Article
Allusion and Undertones in Mohsin Hamid’s The Reluctant Fundamentalist

I wrote in my introductory post that I am ambivalent about much of contemporary fiction. Well, it’s wonderful to come across as singular a counterexample as Mohsin Hamid’s beautiful novel The Reluctant Fundamentalist. This is the sort of work that reminds you why you read; I heartily recommend it to all. (A word of advice: you should read Camus’s The Fall before you read this. Apologies if that word of advice is a very slight1 spoiler, but it seemed outweighed by the importance of reading the Camus first.)

I won’t write a full review. Instead, let me take this as an opportunity to jot down a few thoughts about something I’ve been mulling over for a while, about the role of allusion in literature. Apologies that this a touch disjointed. (Spoiler Alert: I won’t ruin any specific plot details, but I’ll discuss broader formal and thematic aspects of the novel. So if you’re bothered by these things, read the novel first—it’s a quick and captivating read.)

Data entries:
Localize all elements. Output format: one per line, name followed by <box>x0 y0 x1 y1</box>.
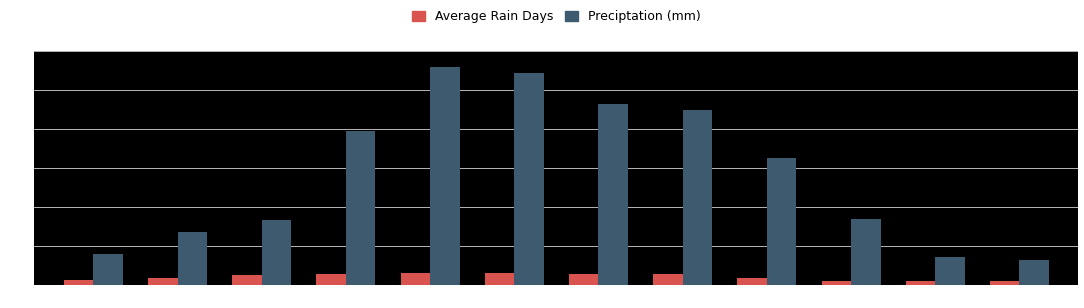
Bar <box>737 278 766 285</box>
Bar <box>935 257 965 285</box>
Bar <box>514 73 544 285</box>
Bar <box>401 273 430 285</box>
Bar <box>485 273 514 285</box>
Bar <box>569 274 598 285</box>
Bar <box>232 275 261 285</box>
Bar <box>683 110 712 285</box>
Bar <box>64 280 93 285</box>
Bar <box>906 282 935 285</box>
Legend: Average Rain Days, Preciptation (mm): Average Rain Days, Preciptation (mm) <box>409 6 705 27</box>
Bar <box>822 281 851 285</box>
Bar <box>851 219 880 285</box>
Bar <box>346 131 375 285</box>
Bar <box>261 220 292 285</box>
Bar <box>766 158 797 285</box>
Bar <box>317 274 346 285</box>
Bar <box>178 232 207 285</box>
Bar <box>990 282 1019 285</box>
Bar <box>1019 260 1049 285</box>
Bar <box>654 274 683 285</box>
Bar <box>598 104 628 285</box>
Bar <box>93 253 122 285</box>
Bar <box>430 67 460 285</box>
Bar <box>149 278 178 285</box>
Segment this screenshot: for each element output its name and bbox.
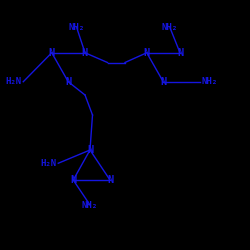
Text: NH₂: NH₂ bbox=[202, 77, 218, 86]
Text: NH₂: NH₂ bbox=[69, 23, 85, 32]
Text: NH₂: NH₂ bbox=[82, 200, 98, 209]
Text: N: N bbox=[177, 48, 183, 58]
Text: N: N bbox=[144, 48, 150, 58]
Text: N: N bbox=[82, 48, 88, 58]
Text: H₂N: H₂N bbox=[40, 159, 56, 168]
Text: N: N bbox=[65, 77, 71, 87]
Text: NH₂: NH₂ bbox=[162, 23, 178, 32]
Text: N: N bbox=[87, 145, 93, 155]
Text: N: N bbox=[107, 175, 113, 185]
Text: N: N bbox=[70, 175, 76, 185]
Text: N: N bbox=[160, 77, 166, 87]
Text: H₂N: H₂N bbox=[5, 77, 21, 86]
Text: N: N bbox=[48, 48, 55, 58]
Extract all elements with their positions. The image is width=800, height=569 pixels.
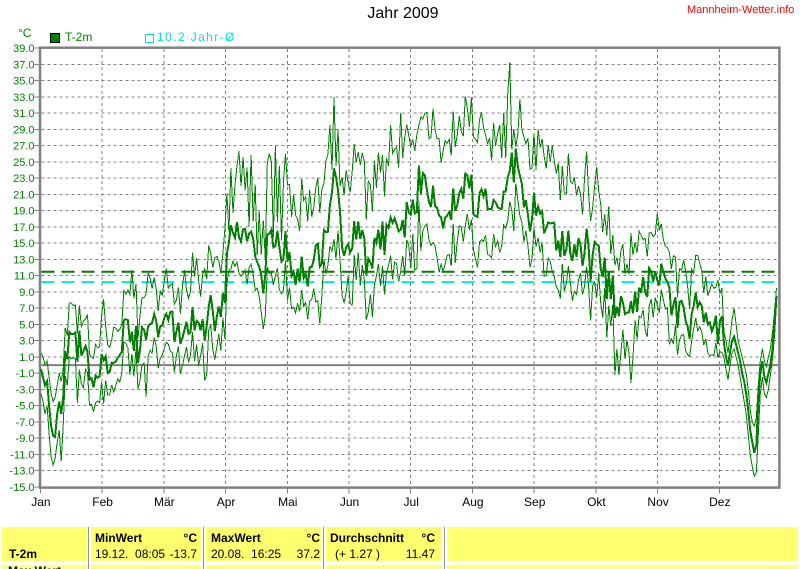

Task 1
Translate this sentence from the post about The Reluctant Fundamentalist into Spanish: "This is the sort of work that reminds you why you read; I heartily recommend it to all."
Task 2
According to the post about The Reluctant Fundamentalist, which book should be read before Hamid's novel?

Exercise output 1
Este es el tipo de obra que te recuerda por qué lees; se la recomiendo encarecidamente a todos.

Exercise output 2
Camus's The Fall.